## EXERCISE DIRECTIONS
Copy each of the lines below word for word, leaving out the pictures.

* Start *

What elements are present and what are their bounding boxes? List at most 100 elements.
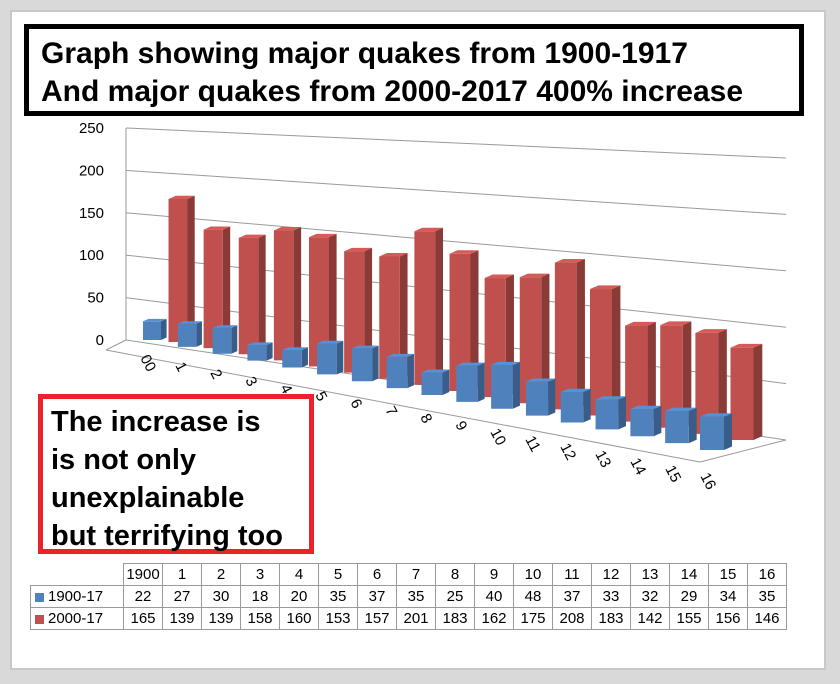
legend-entry-1900-17: 1900-17 [30, 585, 124, 608]
bar-2000-17 [590, 285, 621, 416]
x-tick-label: 11 [521, 433, 543, 455]
table-value-cell: 27 [162, 585, 202, 608]
x-tick-label: 13 [591, 448, 614, 471]
table-value-cell: 183 [435, 607, 475, 630]
x-tick-label: 12 [556, 440, 579, 463]
bar-2000-17 [414, 227, 444, 385]
bar-2000-17 [238, 234, 266, 355]
chart-title-line-1: Graph showing major quakes from 1900-191… [41, 37, 688, 70]
table-value-cell: 37 [552, 585, 592, 608]
bar-2000-17 [309, 233, 337, 367]
gridline [125, 127, 787, 159]
legend-label-2000-17: 2000-17 [48, 610, 104, 627]
bar-1900-17 [595, 396, 626, 430]
callout-line-3: unexplainable [51, 482, 245, 514]
table-value-cell: 153 [318, 607, 358, 630]
bar-2000-17 [168, 195, 195, 342]
bar-2000-17 [449, 250, 479, 391]
bar-1900-17 [386, 353, 414, 389]
table-value-cell: 35 [396, 585, 436, 608]
table-value-cell: 175 [513, 607, 553, 630]
table-value-cell: 40 [474, 585, 514, 608]
x-tick-label: 00 [136, 352, 159, 375]
table-value-cell: 35 [318, 585, 358, 608]
bar-1900-17 [247, 342, 273, 361]
table-value-cell: 158 [240, 607, 280, 630]
table-value-cell: 139 [162, 607, 202, 630]
bar-2000-17 [344, 247, 373, 373]
table-header-cell: 9 [474, 563, 514, 586]
table-header-cell: 11 [552, 563, 592, 586]
x-tick-label: 14 [626, 455, 649, 478]
table-header-cell: 1 [162, 563, 202, 586]
table-value-cell: 165 [123, 607, 163, 630]
chart-title-box: Graph showing major quakes from 1900-191… [24, 24, 804, 116]
x-tick-label: 15 [661, 463, 684, 486]
callout-line-1: The increase is [51, 406, 261, 438]
table-value-cell: 162 [474, 607, 514, 630]
x-tick-label: 7 [381, 404, 400, 419]
legend-swatch-1900-17 [35, 592, 44, 602]
table-header-cell: 12 [591, 563, 631, 586]
table-value-cell: 32 [630, 585, 670, 608]
callout-line-2: is not only [51, 444, 196, 476]
bar-2000-17 [625, 321, 656, 422]
bar-1900-17 [351, 345, 379, 382]
chart-title-line-2: And major quakes from 2000-2017 400% inc… [41, 75, 744, 108]
table-value-cell: 208 [552, 607, 592, 630]
x-tick-label: 16 [696, 470, 719, 493]
bar-1900-17 [317, 340, 344, 375]
bar-1900-17 [560, 388, 591, 423]
x-tick-label: 10 [486, 426, 509, 449]
x-tick-label: 8 [416, 411, 435, 426]
table-value-cell: 34 [708, 585, 748, 608]
table-header-cell: 6 [357, 563, 397, 586]
y-tick-label: 150 [79, 205, 104, 222]
table-value-cell: 30 [201, 585, 241, 608]
bar-2000-17 [695, 329, 727, 434]
table-value-cell: 155 [669, 607, 709, 630]
y-tick-label: 200 [79, 162, 104, 179]
table-value-cell: 25 [435, 585, 475, 608]
table-value-cell: 18 [240, 585, 280, 608]
table-header-cell: 7 [396, 563, 436, 586]
x-tick-label: 2 [206, 367, 225, 382]
bar-2000-17 [379, 253, 408, 379]
y-tick-label: 50 [87, 290, 104, 307]
table-value-cell: 183 [591, 607, 631, 630]
table-value-cell: 157 [357, 607, 397, 630]
bar-1900-17 [700, 413, 732, 450]
bar-1900-17 [525, 378, 556, 416]
data-table-header-row: 1900 1 2 3 4 5 6 7 8 9 10 11 12 13 14 15 16 [31, 563, 787, 586]
table-value-cell: 29 [669, 585, 709, 608]
table-value-cell: 201 [396, 607, 436, 630]
bar-2000-17 [519, 273, 550, 404]
table-value-cell: 146 [747, 607, 787, 630]
x-tick-label: 5 [311, 389, 330, 404]
table-header-cell: 13 [630, 563, 670, 586]
table-header-cell: 8 [435, 563, 475, 586]
x-tick-label: 9 [451, 418, 470, 433]
table-header-cell: 15 [708, 563, 748, 586]
y-tick-label: 100 [79, 247, 104, 264]
bar-1900-17 [143, 318, 167, 340]
data-table-corner [31, 564, 124, 586]
table-value-cell: 160 [279, 607, 319, 630]
table-header-cell: 16 [747, 563, 787, 586]
data-table: 1900 1 2 3 4 5 6 7 8 9 10 11 12 13 14 15 16 1900-17 22 27… [30, 563, 787, 630]
y-tick-label: 0 [96, 332, 104, 349]
table-value-cell: 156 [708, 607, 748, 630]
floor-front-edge [105, 349, 701, 463]
table-header-cell: 2 [201, 563, 241, 586]
table-value-cell: 35 [747, 585, 787, 608]
gridline [125, 212, 787, 272]
floor-right-edge [699, 439, 787, 463]
table-value-cell: 20 [279, 585, 319, 608]
bar-2000-17 [203, 226, 231, 349]
bar-2000-17 [730, 343, 763, 440]
legend-entry-2000-17: 2000-17 [30, 607, 124, 630]
bar-1900-17 [630, 405, 662, 437]
table-value-cell: 37 [357, 585, 397, 608]
bar-1900-17 [665, 407, 697, 444]
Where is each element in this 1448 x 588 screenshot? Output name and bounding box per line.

* End *

## RESULT FOR THIS TASK
What elements are present and what are their bounding boxes? List at most 100 elements.
legend-entry-1900-17: 1900-17 [30, 585, 124, 608]
bar-2000-17 [590, 285, 621, 416]
x-tick-label: 11 [521, 433, 543, 455]
table-value-cell: 27 [162, 585, 202, 608]
x-tick-label: 13 [591, 448, 614, 471]
table-value-cell: 183 [435, 607, 475, 630]
x-tick-label: 12 [556, 440, 579, 463]
bar-2000-17 [414, 227, 444, 385]
bar-2000-17 [238, 234, 266, 355]
chart-title-line-1: Graph showing major quakes from 1900-191… [41, 37, 688, 70]
table-value-cell: 37 [552, 585, 592, 608]
bar-2000-17 [309, 233, 337, 367]
gridline [125, 127, 787, 159]
legend-label-2000-17: 2000-17 [48, 610, 104, 627]
bar-1900-17 [595, 396, 626, 430]
callout-line-3: unexplainable [51, 482, 245, 514]
table-value-cell: 153 [318, 607, 358, 630]
bar-2000-17 [168, 195, 195, 342]
bar-2000-17 [449, 250, 479, 391]
bar-1900-17 [386, 353, 414, 389]
table-value-cell: 35 [396, 585, 436, 608]
table-value-cell: 175 [513, 607, 553, 630]
table-value-cell: 40 [474, 585, 514, 608]
x-tick-label: 00 [136, 352, 159, 375]
table-value-cell: 35 [318, 585, 358, 608]
bar-1900-17 [247, 342, 273, 361]
table-value-cell: 158 [240, 607, 280, 630]
table-value-cell: 139 [162, 607, 202, 630]
bar-2000-17 [344, 247, 373, 373]
table-header-cell: 9 [474, 563, 514, 586]
table-header-cell: 11 [552, 563, 592, 586]
x-tick-label: 14 [626, 455, 649, 478]
table-header-cell: 1 [162, 563, 202, 586]
table-value-cell: 165 [123, 607, 163, 630]
chart-title-box: Graph showing major quakes from 1900-191… [24, 24, 804, 116]
x-tick-label: 15 [661, 463, 684, 486]
callout-line-1: The increase is [51, 406, 261, 438]
table-value-cell: 162 [474, 607, 514, 630]
x-tick-label: 7 [381, 404, 400, 419]
legend-swatch-1900-17 [35, 592, 44, 602]
table-header-cell: 12 [591, 563, 631, 586]
table-value-cell: 32 [630, 585, 670, 608]
callout-line-2: is not only [51, 444, 196, 476]
bar-2000-17 [625, 321, 656, 422]
bar-1900-17 [351, 345, 379, 382]
chart-title-line-2: And major quakes from 2000-2017 400% inc… [41, 75, 744, 108]
table-value-cell: 208 [552, 607, 592, 630]
x-tick-label: 16 [696, 470, 719, 493]
bar-1900-17 [317, 340, 344, 375]
bar-1900-17 [560, 388, 591, 423]
x-tick-label: 10 [486, 426, 509, 449]
x-tick-label: 8 [416, 411, 435, 426]
table-value-cell: 34 [708, 585, 748, 608]
table-header-cell: 6 [357, 563, 397, 586]
y-tick-label: 150 [79, 205, 104, 222]
table-value-cell: 30 [201, 585, 241, 608]
bar-2000-17 [695, 329, 727, 434]
table-value-cell: 155 [669, 607, 709, 630]
y-tick-label: 200 [79, 162, 104, 179]
table-value-cell: 25 [435, 585, 475, 608]
table-value-cell: 18 [240, 585, 280, 608]
table-header-cell: 7 [396, 563, 436, 586]
x-tick-label: 2 [206, 367, 225, 382]
bar-2000-17 [379, 253, 408, 379]
y-tick-label: 50 [87, 290, 104, 307]
table-value-cell: 183 [591, 607, 631, 630]
table-value-cell: 157 [357, 607, 397, 630]
bar-1900-17 [700, 413, 732, 450]
bar-1900-17 [525, 378, 556, 416]
data-table-header-row: 1900 1 2 3 4 5 6 7 8 9 10 11 12 13 14 15 16 [31, 563, 787, 586]
table-value-cell: 29 [669, 585, 709, 608]
table-value-cell: 201 [396, 607, 436, 630]
bar-2000-17 [519, 273, 550, 404]
table-value-cell: 146 [747, 607, 787, 630]
x-tick-label: 5 [311, 389, 330, 404]
table-header-cell: 13 [630, 563, 670, 586]
table-header-cell: 8 [435, 563, 475, 586]
x-tick-label: 9 [451, 418, 470, 433]
table-header-cell: 15 [708, 563, 748, 586]
y-tick-label: 100 [79, 247, 104, 264]
bar-1900-17 [143, 318, 167, 340]
data-table-corner [31, 564, 124, 586]
table-value-cell: 160 [279, 607, 319, 630]
table-header-cell: 16 [747, 563, 787, 586]
data-table: 1900 1 2 3 4 5 6 7 8 9 10 11 12 13 14 15 16 1900-17 22 27… [30, 563, 787, 630]
y-tick-label: 0 [96, 332, 104, 349]
table-value-cell: 156 [708, 607, 748, 630]
floor-front-edge [105, 349, 701, 463]
table-header-cell: 2 [201, 563, 241, 586]
table-value-cell: 35 [747, 585, 787, 608]
gridline [125, 212, 787, 272]
floor-right-edge [699, 439, 787, 463]
table-value-cell: 20 [279, 585, 319, 608]
bar-2000-17 [203, 226, 231, 349]
bar-2000-17 [730, 343, 763, 440]
legend-entry-2000-17: 2000-17 [30, 607, 124, 630]
bar-1900-17 [630, 405, 662, 437]
table-value-cell: 37 [357, 585, 397, 608]
bar-1900-17 [665, 407, 697, 444]
Where is each element in this 1448 x 588 screenshot? Output name and bounding box per line.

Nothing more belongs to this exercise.